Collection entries
----

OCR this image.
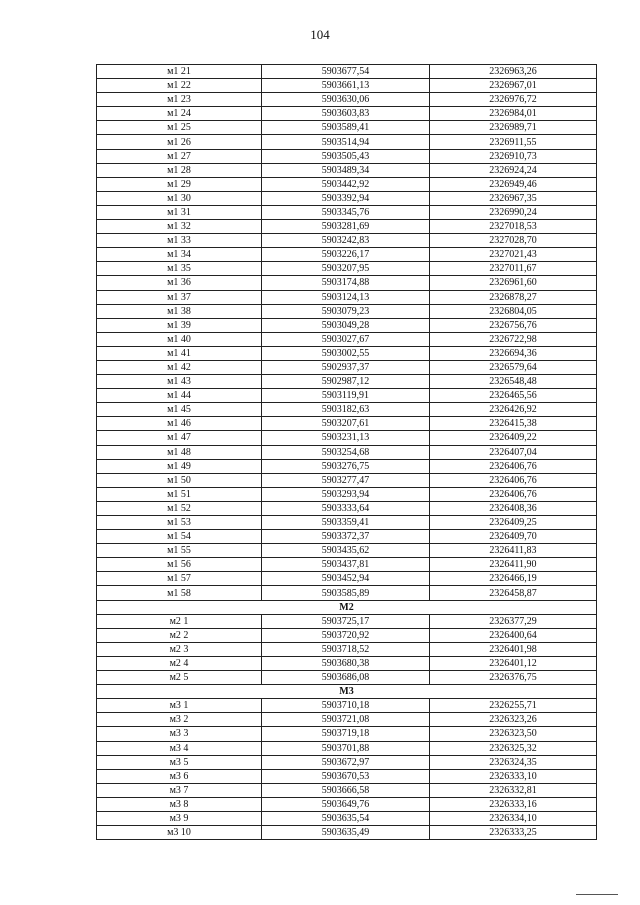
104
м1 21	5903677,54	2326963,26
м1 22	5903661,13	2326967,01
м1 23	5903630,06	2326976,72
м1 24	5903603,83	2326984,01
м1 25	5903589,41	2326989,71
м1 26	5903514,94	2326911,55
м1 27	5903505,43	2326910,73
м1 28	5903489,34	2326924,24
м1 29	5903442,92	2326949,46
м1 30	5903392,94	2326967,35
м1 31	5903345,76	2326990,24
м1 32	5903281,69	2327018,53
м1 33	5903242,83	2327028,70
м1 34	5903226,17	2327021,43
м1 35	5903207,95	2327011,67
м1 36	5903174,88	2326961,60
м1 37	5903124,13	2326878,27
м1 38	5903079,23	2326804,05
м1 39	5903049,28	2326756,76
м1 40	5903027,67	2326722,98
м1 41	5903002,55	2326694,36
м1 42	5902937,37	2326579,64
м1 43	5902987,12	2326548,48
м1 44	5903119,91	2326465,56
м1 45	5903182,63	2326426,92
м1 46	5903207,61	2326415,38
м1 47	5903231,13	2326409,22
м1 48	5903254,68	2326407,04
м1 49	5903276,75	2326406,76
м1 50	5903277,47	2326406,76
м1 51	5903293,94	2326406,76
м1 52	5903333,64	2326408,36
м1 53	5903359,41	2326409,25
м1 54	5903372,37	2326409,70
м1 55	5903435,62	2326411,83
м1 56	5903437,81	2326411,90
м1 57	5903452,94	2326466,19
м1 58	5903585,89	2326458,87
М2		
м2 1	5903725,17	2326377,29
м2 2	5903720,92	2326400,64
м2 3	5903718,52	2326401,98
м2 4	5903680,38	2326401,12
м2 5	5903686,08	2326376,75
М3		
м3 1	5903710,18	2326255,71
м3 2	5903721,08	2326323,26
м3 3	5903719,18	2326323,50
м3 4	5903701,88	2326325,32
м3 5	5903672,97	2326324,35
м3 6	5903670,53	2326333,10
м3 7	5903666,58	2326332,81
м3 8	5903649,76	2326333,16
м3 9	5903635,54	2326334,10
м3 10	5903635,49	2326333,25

----

Problem to solve » Repeat verbatim all the material, but not the pictures.

Solution »
OCR this image.
104
м1 21	5903677,54	2326963,26
м1 22	5903661,13	2326967,01
м1 23	5903630,06	2326976,72
м1 24	5903603,83	2326984,01
м1 25	5903589,41	2326989,71
м1 26	5903514,94	2326911,55
м1 27	5903505,43	2326910,73
м1 28	5903489,34	2326924,24
м1 29	5903442,92	2326949,46
м1 30	5903392,94	2326967,35
м1 31	5903345,76	2326990,24
м1 32	5903281,69	2327018,53
м1 33	5903242,83	2327028,70
м1 34	5903226,17	2327021,43
м1 35	5903207,95	2327011,67
м1 36	5903174,88	2326961,60
м1 37	5903124,13	2326878,27
м1 38	5903079,23	2326804,05
м1 39	5903049,28	2326756,76
м1 40	5903027,67	2326722,98
м1 41	5903002,55	2326694,36
м1 42	5902937,37	2326579,64
м1 43	5902987,12	2326548,48
м1 44	5903119,91	2326465,56
м1 45	5903182,63	2326426,92
м1 46	5903207,61	2326415,38
м1 47	5903231,13	2326409,22
м1 48	5903254,68	2326407,04
м1 49	5903276,75	2326406,76
м1 50	5903277,47	2326406,76
м1 51	5903293,94	2326406,76
м1 52	5903333,64	2326408,36
м1 53	5903359,41	2326409,25
м1 54	5903372,37	2326409,70
м1 55	5903435,62	2326411,83
м1 56	5903437,81	2326411,90
м1 57	5903452,94	2326466,19
м1 58	5903585,89	2326458,87
М2		
м2 1	5903725,17	2326377,29
м2 2	5903720,92	2326400,64
м2 3	5903718,52	2326401,98
м2 4	5903680,38	2326401,12
м2 5	5903686,08	2326376,75
М3		
м3 1	5903710,18	2326255,71
м3 2	5903721,08	2326323,26
м3 3	5903719,18	2326323,50
м3 4	5903701,88	2326325,32
м3 5	5903672,97	2326324,35
м3 6	5903670,53	2326333,10
м3 7	5903666,58	2326332,81
м3 8	5903649,76	2326333,16
м3 9	5903635,54	2326334,10
м3 10	5903635,49	2326333,25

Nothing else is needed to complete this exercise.